EXERCISE BRIEF –
Please transcribe the data below exactly. Leave the pictures out.

────────────────

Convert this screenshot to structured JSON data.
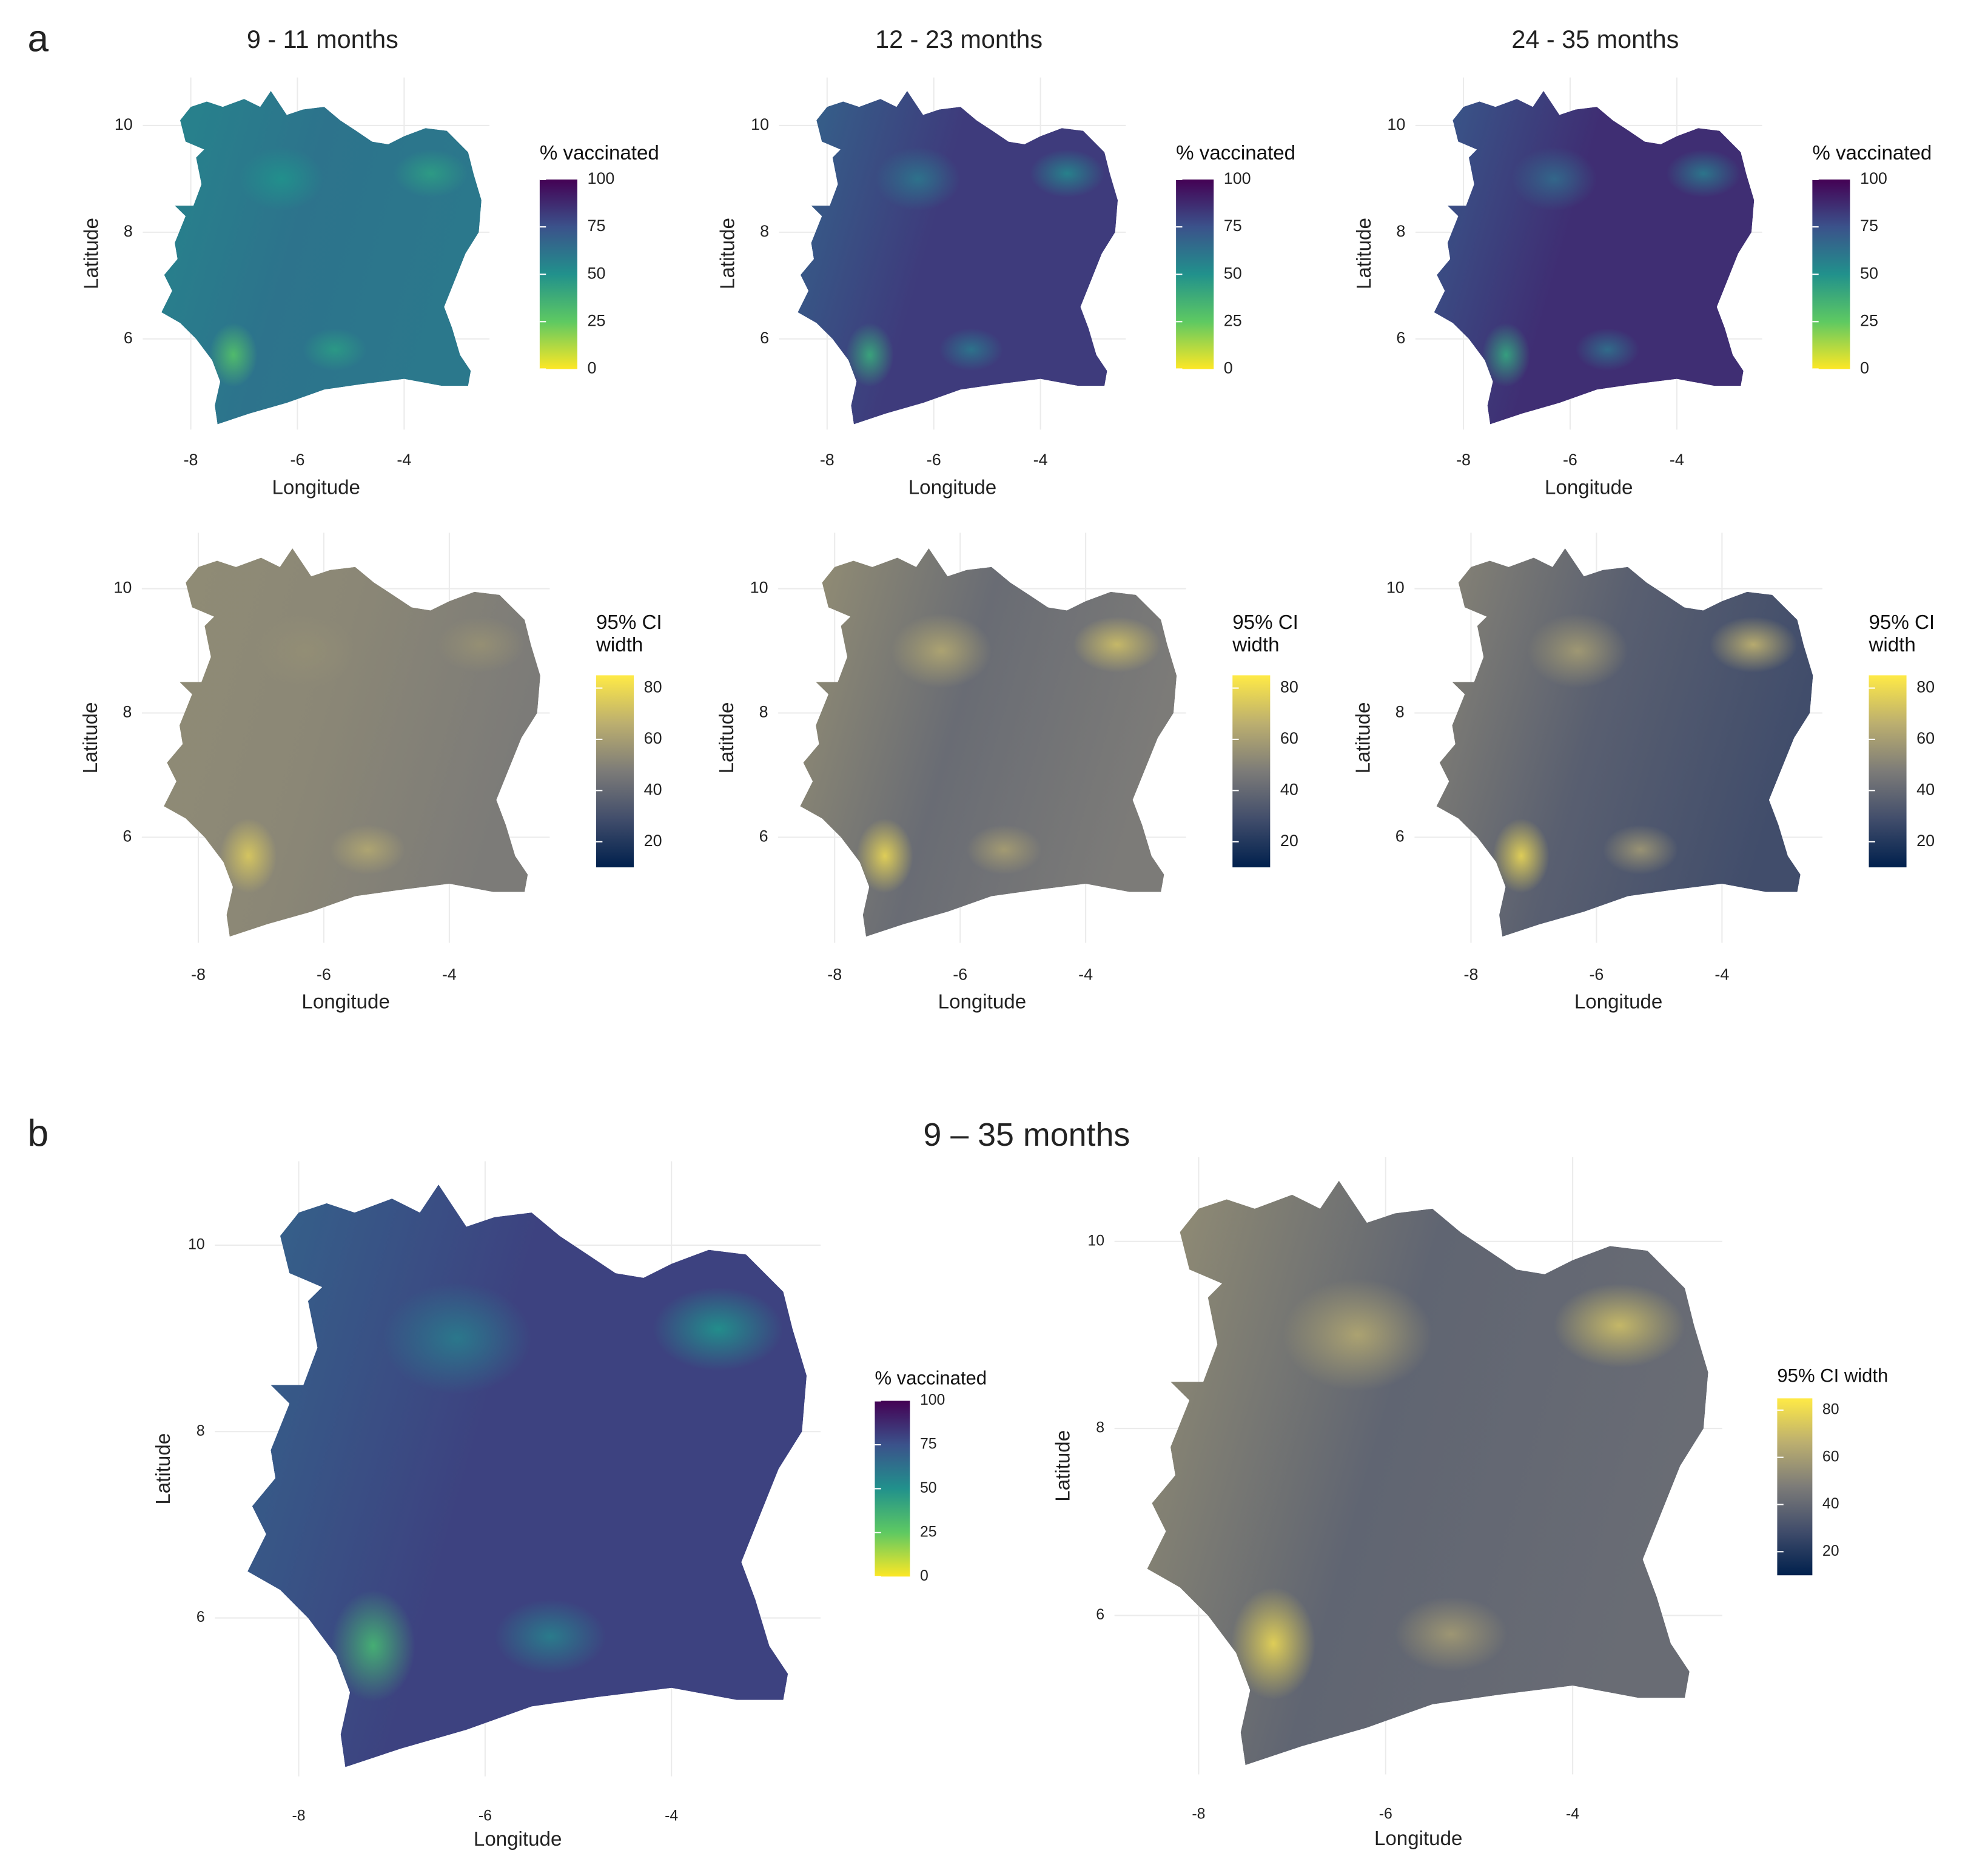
{
  "panel_labels": [
    "a",
    "b"
  ],
  "panel_b_title": "9 – 35 months",
  "maps": [
    {
      "title": "9 - 11 months",
      "x_label": "Longitude",
      "y_label": "Latitude",
      "xlim": [
        -8.9,
        -2.4
      ],
      "ylim": [
        4.3,
        10.9
      ],
      "xticks": [
        -8,
        -6,
        -4
      ],
      "yticks": [
        6,
        8,
        10
      ],
      "legend": {
        "title": "% vaccinated",
        "lim": [
          0,
          100
        ],
        "ticks": [
          0,
          25,
          50,
          75,
          100
        ],
        "colors": [
          "#fde725",
          "#5ec962",
          "#21918c",
          "#3b528b",
          "#440154"
        ]
      }
    },
    {
      "title": "12 - 23 months",
      "x_label": "Longitude",
      "y_label": "Latitude",
      "xlim": [
        -8.9,
        -2.4
      ],
      "ylim": [
        4.3,
        10.9
      ],
      "xticks": [
        -8,
        -6,
        -4
      ],
      "yticks": [
        6,
        8,
        10
      ],
      "legend": {
        "title": "% vaccinated",
        "lim": [
          0,
          100
        ],
        "ticks": [
          0,
          25,
          50,
          75,
          100
        ],
        "colors": [
          "#fde725",
          "#5ec962",
          "#21918c",
          "#3b528b",
          "#440154"
        ]
      }
    },
    {
      "title": "24 - 35 months",
      "x_label": "Longitude",
      "y_label": "Latitude",
      "xlim": [
        -8.9,
        -2.4
      ],
      "ylim": [
        4.3,
        10.9
      ],
      "xticks": [
        -8,
        -6,
        -4
      ],
      "yticks": [
        6,
        8,
        10
      ],
      "legend": {
        "title": "% vaccinated",
        "lim": [
          0,
          100
        ],
        "ticks": [
          0,
          25,
          50,
          75,
          100
        ],
        "colors": [
          "#fde725",
          "#5ec962",
          "#21918c",
          "#3b528b",
          "#440154"
        ]
      }
    },
    {
      "x_label": "Longitude",
      "y_label": "Latitude",
      "xlim": [
        -8.9,
        -2.4
      ],
      "ylim": [
        4.3,
        10.9
      ],
      "xticks": [
        -8,
        -6,
        -4
      ],
      "yticks": [
        6,
        8,
        10
      ],
      "legend": {
        "title": "95% CI width",
        "lim": [
          10,
          85
        ],
        "ticks": [
          20,
          40,
          60,
          80
        ],
        "colors": [
          "#00204d",
          "#414d6b",
          "#7c7b78",
          "#bcaf6f",
          "#ffea46"
        ]
      }
    },
    {
      "x_label": "Longitude",
      "y_label": "Latitude",
      "xlim": [
        -8.9,
        -2.4
      ],
      "ylim": [
        4.3,
        10.9
      ],
      "xticks": [
        -8,
        -6,
        -4
      ],
      "yticks": [
        6,
        8,
        10
      ],
      "legend": {
        "title": "95% CI width",
        "lim": [
          10,
          85
        ],
        "ticks": [
          20,
          40,
          60,
          80
        ],
        "colors": [
          "#00204d",
          "#414d6b",
          "#7c7b78",
          "#bcaf6f",
          "#ffea46"
        ]
      }
    },
    {
      "x_label": "Longitude",
      "y_label": "Latitude",
      "xlim": [
        -8.9,
        -2.4
      ],
      "ylim": [
        4.3,
        10.9
      ],
      "xticks": [
        -8,
        -6,
        -4
      ],
      "yticks": [
        6,
        8,
        10
      ],
      "legend": {
        "title": "95% CI width",
        "lim": [
          10,
          85
        ],
        "ticks": [
          20,
          40,
          60,
          80
        ],
        "colors": [
          "#00204d",
          "#414d6b",
          "#7c7b78",
          "#bcaf6f",
          "#ffea46"
        ]
      }
    },
    {
      "x_label": "Longitude",
      "y_label": "Latitude",
      "xlim": [
        -8.9,
        -2.4
      ],
      "ylim": [
        4.3,
        10.9
      ],
      "xticks": [
        -8,
        -6,
        -4
      ],
      "yticks": [
        6,
        8,
        10
      ],
      "legend": {
        "title": "% vaccinated",
        "lim": [
          0,
          100
        ],
        "ticks": [
          0,
          25,
          50,
          75,
          100
        ],
        "colors": [
          "#fde725",
          "#5ec962",
          "#21918c",
          "#3b528b",
          "#440154"
        ]
      }
    },
    {
      "x_label": "Longitude",
      "y_label": "Latitude",
      "xlim": [
        -8.9,
        -2.4
      ],
      "ylim": [
        4.3,
        10.9
      ],
      "xticks": [
        -8,
        -6,
        -4
      ],
      "yticks": [
        6,
        8,
        10
      ],
      "legend": {
        "title": "95% CI width",
        "lim": [
          10,
          85
        ],
        "ticks": [
          20,
          40,
          60,
          80
        ],
        "colors": [
          "#00204d",
          "#414d6b",
          "#7c7b78",
          "#bcaf6f",
          "#ffea46"
        ]
      }
    }
  ]
}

────────────────

RESPONSE –
Convert this screenshot to structured JSON data.
{
  "panel_labels": [
    "a",
    "b"
  ],
  "panel_b_title": "9 – 35 months",
  "maps": [
    {
      "title": "9 - 11 months",
      "x_label": "Longitude",
      "y_label": "Latitude",
      "xlim": [
        -8.9,
        -2.4
      ],
      "ylim": [
        4.3,
        10.9
      ],
      "xticks": [
        -8,
        -6,
        -4
      ],
      "yticks": [
        6,
        8,
        10
      ],
      "legend": {
        "title": "% vaccinated",
        "lim": [
          0,
          100
        ],
        "ticks": [
          0,
          25,
          50,
          75,
          100
        ],
        "colors": [
          "#fde725",
          "#5ec962",
          "#21918c",
          "#3b528b",
          "#440154"
        ]
      }
    },
    {
      "title": "12 - 23 months",
      "x_label": "Longitude",
      "y_label": "Latitude",
      "xlim": [
        -8.9,
        -2.4
      ],
      "ylim": [
        4.3,
        10.9
      ],
      "xticks": [
        -8,
        -6,
        -4
      ],
      "yticks": [
        6,
        8,
        10
      ],
      "legend": {
        "title": "% vaccinated",
        "lim": [
          0,
          100
        ],
        "ticks": [
          0,
          25,
          50,
          75,
          100
        ],
        "colors": [
          "#fde725",
          "#5ec962",
          "#21918c",
          "#3b528b",
          "#440154"
        ]
      }
    },
    {
      "title": "24 - 35 months",
      "x_label": "Longitude",
      "y_label": "Latitude",
      "xlim": [
        -8.9,
        -2.4
      ],
      "ylim": [
        4.3,
        10.9
      ],
      "xticks": [
        -8,
        -6,
        -4
      ],
      "yticks": [
        6,
        8,
        10
      ],
      "legend": {
        "title": "% vaccinated",
        "lim": [
          0,
          100
        ],
        "ticks": [
          0,
          25,
          50,
          75,
          100
        ],
        "colors": [
          "#fde725",
          "#5ec962",
          "#21918c",
          "#3b528b",
          "#440154"
        ]
      }
    },
    {
      "x_label": "Longitude",
      "y_label": "Latitude",
      "xlim": [
        -8.9,
        -2.4
      ],
      "ylim": [
        4.3,
        10.9
      ],
      "xticks": [
        -8,
        -6,
        -4
      ],
      "yticks": [
        6,
        8,
        10
      ],
      "legend": {
        "title": "95% CI width",
        "lim": [
          10,
          85
        ],
        "ticks": [
          20,
          40,
          60,
          80
        ],
        "colors": [
          "#00204d",
          "#414d6b",
          "#7c7b78",
          "#bcaf6f",
          "#ffea46"
        ]
      }
    },
    {
      "x_label": "Longitude",
      "y_label": "Latitude",
      "xlim": [
        -8.9,
        -2.4
      ],
      "ylim": [
        4.3,
        10.9
      ],
      "xticks": [
        -8,
        -6,
        -4
      ],
      "yticks": [
        6,
        8,
        10
      ],
      "legend": {
        "title": "95% CI width",
        "lim": [
          10,
          85
        ],
        "ticks": [
          20,
          40,
          60,
          80
        ],
        "colors": [
          "#00204d",
          "#414d6b",
          "#7c7b78",
          "#bcaf6f",
          "#ffea46"
        ]
      }
    },
    {
      "x_label": "Longitude",
      "y_label": "Latitude",
      "xlim": [
        -8.9,
        -2.4
      ],
      "ylim": [
        4.3,
        10.9
      ],
      "xticks": [
        -8,
        -6,
        -4
      ],
      "yticks": [
        6,
        8,
        10
      ],
      "legend": {
        "title": "95% CI width",
        "lim": [
          10,
          85
        ],
        "ticks": [
          20,
          40,
          60,
          80
        ],
        "colors": [
          "#00204d",
          "#414d6b",
          "#7c7b78",
          "#bcaf6f",
          "#ffea46"
        ]
      }
    },
    {
      "x_label": "Longitude",
      "y_label": "Latitude",
      "xlim": [
        -8.9,
        -2.4
      ],
      "ylim": [
        4.3,
        10.9
      ],
      "xticks": [
        -8,
        -6,
        -4
      ],
      "yticks": [
        6,
        8,
        10
      ],
      "legend": {
        "title": "% vaccinated",
        "lim": [
          0,
          100
        ],
        "ticks": [
          0,
          25,
          50,
          75,
          100
        ],
        "colors": [
          "#fde725",
          "#5ec962",
          "#21918c",
          "#3b528b",
          "#440154"
        ]
      }
    },
    {
      "x_label": "Longitude",
      "y_label": "Latitude",
      "xlim": [
        -8.9,
        -2.4
      ],
      "ylim": [
        4.3,
        10.9
      ],
      "xticks": [
        -8,
        -6,
        -4
      ],
      "yticks": [
        6,
        8,
        10
      ],
      "legend": {
        "title": "95% CI width",
        "lim": [
          10,
          85
        ],
        "ticks": [
          20,
          40,
          60,
          80
        ],
        "colors": [
          "#00204d",
          "#414d6b",
          "#7c7b78",
          "#bcaf6f",
          "#ffea46"
        ]
      }
    }
  ]
}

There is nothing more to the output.